Count only the lines of the records that hold "color", then give the number without any other words.

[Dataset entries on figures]
— Start —

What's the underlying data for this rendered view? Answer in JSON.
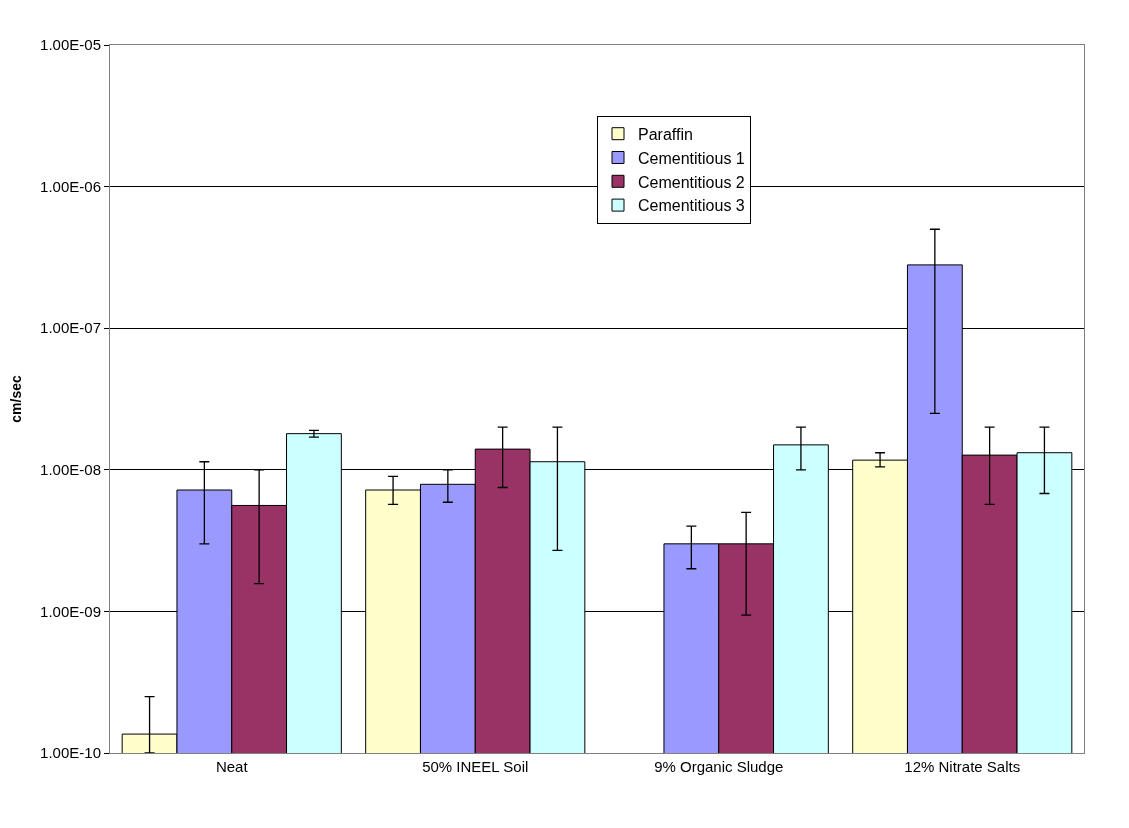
{
  "chart_data": {
    "type": "bar",
    "ylabel": "cm/sec",
    "categories": [
      "Neat",
      "50% INEEL Soil",
      "9% Organic Sludge",
      "12% Nitrate Salts"
    ],
    "series": [
      {
        "name": "Paraffin",
        "color": "#ffffcc",
        "values": [
          1.36e-10,
          7.2e-09,
          null,
          1.17e-08
        ],
        "errors": [
          [
            1e-10,
            2.5e-10
          ],
          [
            5.7e-09,
            9e-09
          ],
          null,
          [
            1.05e-08,
            1.32e-08
          ]
        ]
      },
      {
        "name": "Cementitious 1",
        "color": "#9999ff",
        "values": [
          7.2e-09,
          7.9e-09,
          3e-09,
          2.8e-07
        ],
        "errors": [
          [
            3e-09,
            1.14e-08
          ],
          [
            5.9e-09,
            1e-08
          ],
          [
            2e-09,
            4e-09
          ],
          [
            2.5e-08,
            5e-07
          ]
        ]
      },
      {
        "name": "Cementitious 2",
        "color": "#993366",
        "values": [
          5.6e-09,
          1.4e-08,
          3e-09,
          1.27e-08
        ],
        "errors": [
          [
            1.57e-09,
            1e-08
          ],
          [
            7.5e-09,
            2e-08
          ],
          [
            9.4e-10,
            5e-09
          ],
          [
            5.7e-09,
            2e-08
          ]
        ]
      },
      {
        "name": "Cementitious 3",
        "color": "#ccffff",
        "values": [
          1.8e-08,
          1.14e-08,
          1.5e-08,
          1.32e-08
        ],
        "errors": [
          [
            1.7e-08,
            1.9e-08
          ],
          [
            2.7e-09,
            2e-08
          ],
          [
            1e-08,
            2e-08
          ],
          [
            6.8e-09,
            2e-08
          ]
        ]
      }
    ],
    "ylim": [
      1e-10,
      1e-05
    ],
    "yticks": [
      {
        "value": 1e-10,
        "label": "1.00E-10"
      },
      {
        "value": 1e-09,
        "label": "1.00E-09"
      },
      {
        "value": 1e-08,
        "label": "1.00E-08"
      },
      {
        "value": 1e-07,
        "label": "1.00E-07"
      },
      {
        "value": 1e-06,
        "label": "1.00E-06"
      },
      {
        "value": 1e-05,
        "label": "1.00E-05"
      }
    ],
    "log": true,
    "grid": "y",
    "legend": "top"
  }
}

— End —

Response to the exercise —
4